— start Dataset —

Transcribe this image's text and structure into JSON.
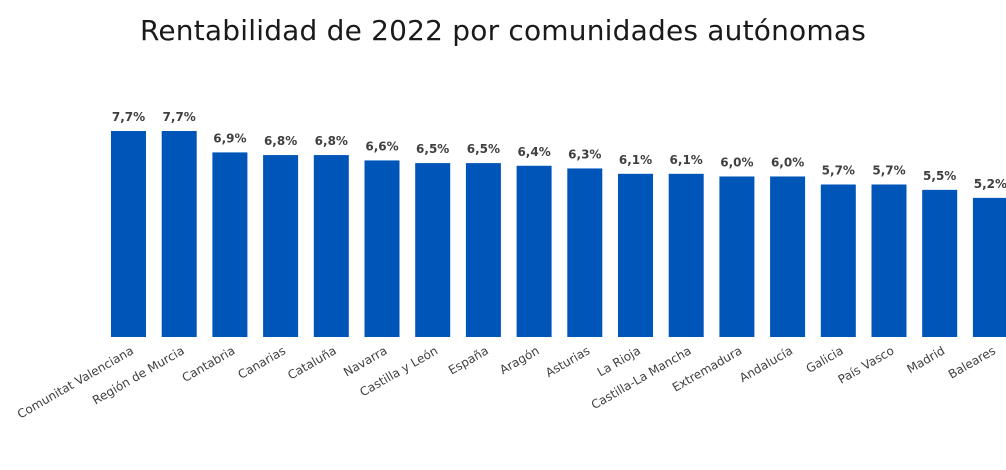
{
  "chart_data": {
    "type": "bar",
    "title": "Rentabilidad de 2022 por comunidades autónomas",
    "xlabel": "",
    "ylabel": "",
    "ylim": [
      0,
      7.7
    ],
    "grid": false,
    "legend": "none",
    "bar_color": "#0055B8",
    "categories": [
      "Comunitat Valenciana",
      "Región de Murcia",
      "Cantabria",
      "Canarias",
      "Cataluña",
      "Navarra",
      "Castilla y León",
      "España",
      "Aragón",
      "Asturias",
      "La Rioja",
      "Castilla-La Mancha",
      "Extremadura",
      "Andalucía",
      "Galicia",
      "País Vasco",
      "Madrid",
      "Baleares"
    ],
    "values": [
      7.7,
      7.7,
      6.9,
      6.8,
      6.8,
      6.6,
      6.5,
      6.5,
      6.4,
      6.3,
      6.1,
      6.1,
      6.0,
      6.0,
      5.7,
      5.7,
      5.5,
      5.2
    ],
    "data_labels": [
      "7,7%",
      "7,7%",
      "6,9%",
      "6,8%",
      "6,8%",
      "6,6%",
      "6,5%",
      "6,5%",
      "6,4%",
      "6,3%",
      "6,1%",
      "6,1%",
      "6,0%",
      "6,0%",
      "5,7%",
      "5,7%",
      "5,5%",
      "5,2%"
    ]
  }
}
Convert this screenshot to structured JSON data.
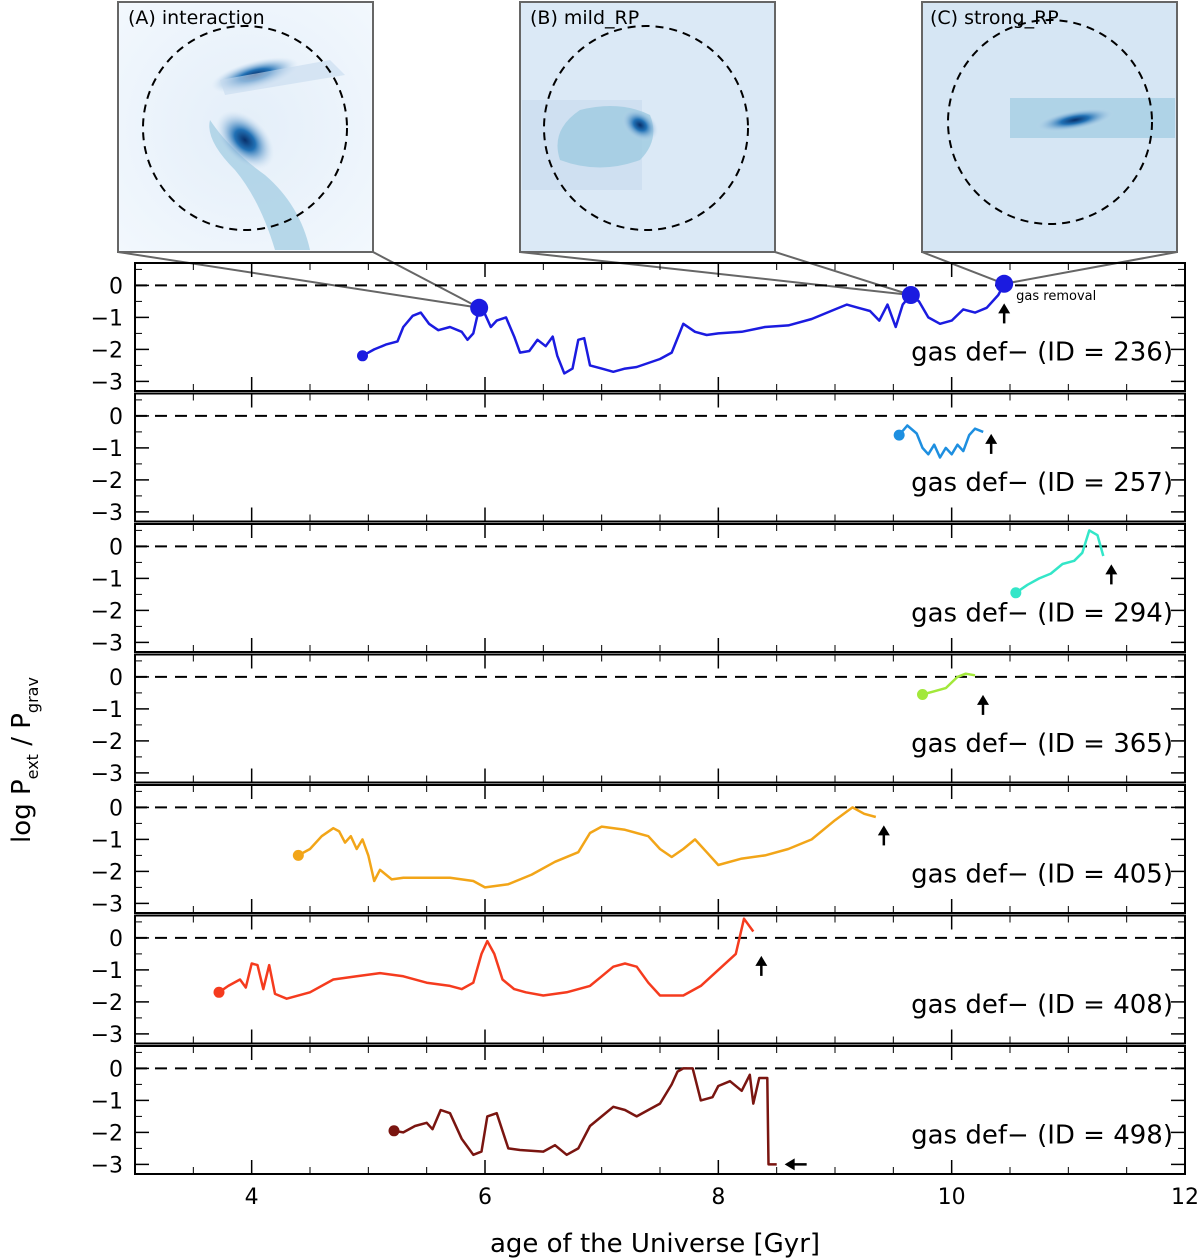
{
  "chart_data": {
    "type": "line",
    "xlabel": "age of the Universe [Gyr]",
    "ylabel": "log P_ext / P_grav",
    "xlim": [
      3,
      12
    ],
    "ylim": [
      -3.3,
      0.7
    ],
    "xticks": [
      4,
      6,
      8,
      10,
      12
    ],
    "yticks": [
      0,
      -1,
      -2,
      -3
    ],
    "reference_line_y": 0,
    "panel_label_prefix": "gas def− (ID = ",
    "panel_label_suffix": ")",
    "insets": [
      {
        "label": "(A) interaction",
        "points_to_series": "236",
        "time": 5.95
      },
      {
        "label": "(B) mild_RP",
        "points_to_series": "236",
        "time": 9.65
      },
      {
        "label": "(C) strong_RP",
        "points_to_series": "236",
        "time": 10.45
      }
    ],
    "annotation": {
      "text": "gas removal",
      "series": "236",
      "x": 10.45
    },
    "series": [
      {
        "id": "236",
        "color": "#1b1be0",
        "start": [
          4.95,
          -2.2
        ],
        "points": [
          [
            4.95,
            -2.2
          ],
          [
            5.05,
            -2.0
          ],
          [
            5.15,
            -1.85
          ],
          [
            5.25,
            -1.75
          ],
          [
            5.3,
            -1.3
          ],
          [
            5.38,
            -0.95
          ],
          [
            5.45,
            -0.85
          ],
          [
            5.52,
            -1.2
          ],
          [
            5.6,
            -1.4
          ],
          [
            5.7,
            -1.3
          ],
          [
            5.8,
            -1.45
          ],
          [
            5.85,
            -1.7
          ],
          [
            5.9,
            -1.5
          ],
          [
            5.95,
            -0.7
          ],
          [
            6.0,
            -0.9
          ],
          [
            6.05,
            -1.3
          ],
          [
            6.1,
            -1.1
          ],
          [
            6.18,
            -1.0
          ],
          [
            6.25,
            -1.6
          ],
          [
            6.3,
            -2.1
          ],
          [
            6.38,
            -2.05
          ],
          [
            6.45,
            -1.7
          ],
          [
            6.52,
            -1.9
          ],
          [
            6.58,
            -1.6
          ],
          [
            6.62,
            -2.2
          ],
          [
            6.68,
            -2.75
          ],
          [
            6.75,
            -2.6
          ],
          [
            6.8,
            -1.7
          ],
          [
            6.85,
            -1.65
          ],
          [
            6.9,
            -2.5
          ],
          [
            7.0,
            -2.6
          ],
          [
            7.1,
            -2.7
          ],
          [
            7.2,
            -2.6
          ],
          [
            7.3,
            -2.55
          ],
          [
            7.5,
            -2.3
          ],
          [
            7.6,
            -2.1
          ],
          [
            7.7,
            -1.2
          ],
          [
            7.8,
            -1.45
          ],
          [
            7.9,
            -1.55
          ],
          [
            8.0,
            -1.5
          ],
          [
            8.2,
            -1.45
          ],
          [
            8.4,
            -1.3
          ],
          [
            8.6,
            -1.25
          ],
          [
            8.8,
            -1.05
          ],
          [
            9.0,
            -0.75
          ],
          [
            9.1,
            -0.6
          ],
          [
            9.2,
            -0.7
          ],
          [
            9.3,
            -0.8
          ],
          [
            9.38,
            -1.1
          ],
          [
            9.45,
            -0.6
          ],
          [
            9.52,
            -1.3
          ],
          [
            9.58,
            -0.6
          ],
          [
            9.65,
            -0.3
          ],
          [
            9.72,
            -0.5
          ],
          [
            9.8,
            -1.0
          ],
          [
            9.9,
            -1.2
          ],
          [
            10.0,
            -1.1
          ],
          [
            10.1,
            -0.75
          ],
          [
            10.2,
            -0.85
          ],
          [
            10.3,
            -0.7
          ],
          [
            10.4,
            -0.3
          ],
          [
            10.45,
            0.05
          ]
        ]
      },
      {
        "id": "257",
        "color": "#1e8fe0",
        "start": [
          9.55,
          -0.6
        ],
        "points": [
          [
            9.55,
            -0.6
          ],
          [
            9.62,
            -0.3
          ],
          [
            9.7,
            -0.55
          ],
          [
            9.75,
            -1.0
          ],
          [
            9.8,
            -1.2
          ],
          [
            9.85,
            -0.9
          ],
          [
            9.9,
            -1.3
          ],
          [
            9.95,
            -1.0
          ],
          [
            10.0,
            -1.2
          ],
          [
            10.05,
            -0.9
          ],
          [
            10.1,
            -1.1
          ],
          [
            10.15,
            -0.6
          ],
          [
            10.2,
            -0.4
          ],
          [
            10.27,
            -0.5
          ]
        ]
      },
      {
        "id": "294",
        "color": "#33e6c8",
        "start": [
          10.55,
          -1.45
        ],
        "points": [
          [
            10.55,
            -1.45
          ],
          [
            10.65,
            -1.2
          ],
          [
            10.75,
            -1.0
          ],
          [
            10.85,
            -0.85
          ],
          [
            10.95,
            -0.55
          ],
          [
            11.05,
            -0.45
          ],
          [
            11.12,
            -0.2
          ],
          [
            11.18,
            0.5
          ],
          [
            11.25,
            0.35
          ],
          [
            11.3,
            -0.3
          ]
        ]
      },
      {
        "id": "365",
        "color": "#a2e83a",
        "start": [
          9.75,
          -0.55
        ],
        "points": [
          [
            9.75,
            -0.55
          ],
          [
            9.85,
            -0.45
          ],
          [
            9.95,
            -0.35
          ],
          [
            10.05,
            0.0
          ],
          [
            10.12,
            0.1
          ],
          [
            10.2,
            0.05
          ]
        ]
      },
      {
        "id": "405",
        "color": "#f2a518",
        "start": [
          4.4,
          -1.5
        ],
        "points": [
          [
            4.4,
            -1.5
          ],
          [
            4.5,
            -1.3
          ],
          [
            4.6,
            -0.9
          ],
          [
            4.7,
            -0.65
          ],
          [
            4.75,
            -0.75
          ],
          [
            4.8,
            -1.1
          ],
          [
            4.85,
            -0.9
          ],
          [
            4.9,
            -1.3
          ],
          [
            4.95,
            -1.0
          ],
          [
            5.0,
            -1.5
          ],
          [
            5.05,
            -2.3
          ],
          [
            5.1,
            -1.95
          ],
          [
            5.2,
            -2.25
          ],
          [
            5.3,
            -2.2
          ],
          [
            5.5,
            -2.2
          ],
          [
            5.7,
            -2.2
          ],
          [
            5.9,
            -2.3
          ],
          [
            6.0,
            -2.5
          ],
          [
            6.2,
            -2.4
          ],
          [
            6.4,
            -2.1
          ],
          [
            6.6,
            -1.7
          ],
          [
            6.8,
            -1.4
          ],
          [
            6.9,
            -0.8
          ],
          [
            7.0,
            -0.6
          ],
          [
            7.2,
            -0.7
          ],
          [
            7.4,
            -0.9
          ],
          [
            7.5,
            -1.3
          ],
          [
            7.6,
            -1.55
          ],
          [
            7.7,
            -1.3
          ],
          [
            7.8,
            -1.0
          ],
          [
            7.9,
            -1.4
          ],
          [
            8.0,
            -1.8
          ],
          [
            8.2,
            -1.6
          ],
          [
            8.4,
            -1.5
          ],
          [
            8.6,
            -1.3
          ],
          [
            8.8,
            -1.0
          ],
          [
            9.0,
            -0.4
          ],
          [
            9.15,
            -0.0
          ],
          [
            9.25,
            -0.2
          ],
          [
            9.35,
            -0.3
          ]
        ]
      },
      {
        "id": "408",
        "color": "#f53b1e",
        "start": [
          3.72,
          -1.7
        ],
        "points": [
          [
            3.72,
            -1.7
          ],
          [
            3.8,
            -1.5
          ],
          [
            3.9,
            -1.3
          ],
          [
            3.95,
            -1.55
          ],
          [
            4.0,
            -0.8
          ],
          [
            4.05,
            -0.85
          ],
          [
            4.1,
            -1.6
          ],
          [
            4.15,
            -0.85
          ],
          [
            4.2,
            -1.75
          ],
          [
            4.3,
            -1.9
          ],
          [
            4.5,
            -1.7
          ],
          [
            4.7,
            -1.3
          ],
          [
            4.9,
            -1.2
          ],
          [
            5.1,
            -1.1
          ],
          [
            5.3,
            -1.2
          ],
          [
            5.5,
            -1.4
          ],
          [
            5.7,
            -1.5
          ],
          [
            5.8,
            -1.6
          ],
          [
            5.9,
            -1.4
          ],
          [
            5.97,
            -0.5
          ],
          [
            6.02,
            -0.1
          ],
          [
            6.08,
            -0.5
          ],
          [
            6.15,
            -1.3
          ],
          [
            6.25,
            -1.6
          ],
          [
            6.35,
            -1.7
          ],
          [
            6.5,
            -1.8
          ],
          [
            6.7,
            -1.7
          ],
          [
            6.9,
            -1.5
          ],
          [
            7.0,
            -1.2
          ],
          [
            7.1,
            -0.9
          ],
          [
            7.2,
            -0.8
          ],
          [
            7.3,
            -0.9
          ],
          [
            7.4,
            -1.4
          ],
          [
            7.5,
            -1.8
          ],
          [
            7.7,
            -1.8
          ],
          [
            7.85,
            -1.5
          ],
          [
            8.0,
            -1.0
          ],
          [
            8.15,
            -0.5
          ],
          [
            8.22,
            0.6
          ],
          [
            8.3,
            0.2
          ]
        ]
      },
      {
        "id": "498",
        "color": "#7a1510",
        "start": [
          5.22,
          -1.95
        ],
        "points": [
          [
            5.22,
            -1.95
          ],
          [
            5.3,
            -2.0
          ],
          [
            5.4,
            -1.8
          ],
          [
            5.5,
            -1.7
          ],
          [
            5.55,
            -1.9
          ],
          [
            5.62,
            -1.3
          ],
          [
            5.7,
            -1.4
          ],
          [
            5.8,
            -2.2
          ],
          [
            5.9,
            -2.7
          ],
          [
            5.97,
            -2.6
          ],
          [
            6.02,
            -1.5
          ],
          [
            6.1,
            -1.4
          ],
          [
            6.2,
            -2.5
          ],
          [
            6.3,
            -2.55
          ],
          [
            6.5,
            -2.6
          ],
          [
            6.6,
            -2.4
          ],
          [
            6.7,
            -2.7
          ],
          [
            6.8,
            -2.5
          ],
          [
            6.9,
            -1.8
          ],
          [
            7.0,
            -1.5
          ],
          [
            7.1,
            -1.2
          ],
          [
            7.2,
            -1.3
          ],
          [
            7.3,
            -1.5
          ],
          [
            7.4,
            -1.3
          ],
          [
            7.5,
            -1.1
          ],
          [
            7.6,
            -0.5
          ],
          [
            7.65,
            -0.1
          ],
          [
            7.7,
            0.0
          ],
          [
            7.78,
            0.0
          ],
          [
            7.85,
            -1.0
          ],
          [
            7.95,
            -0.9
          ],
          [
            8.0,
            -0.55
          ],
          [
            8.1,
            -0.4
          ],
          [
            8.2,
            -0.7
          ],
          [
            8.27,
            -0.2
          ],
          [
            8.3,
            -1.1
          ],
          [
            8.35,
            -0.3
          ],
          [
            8.42,
            -0.3
          ],
          [
            8.43,
            -3.0
          ],
          [
            8.5,
            -3.0
          ]
        ]
      }
    ]
  }
}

— end Dataset —

:: The exercise ::
Return the lines of the records that include the string "JSON".

:: Output for this exercise ::
Transcribe this image's text and structure into JSON.
Convert this screenshot to structured JSON data.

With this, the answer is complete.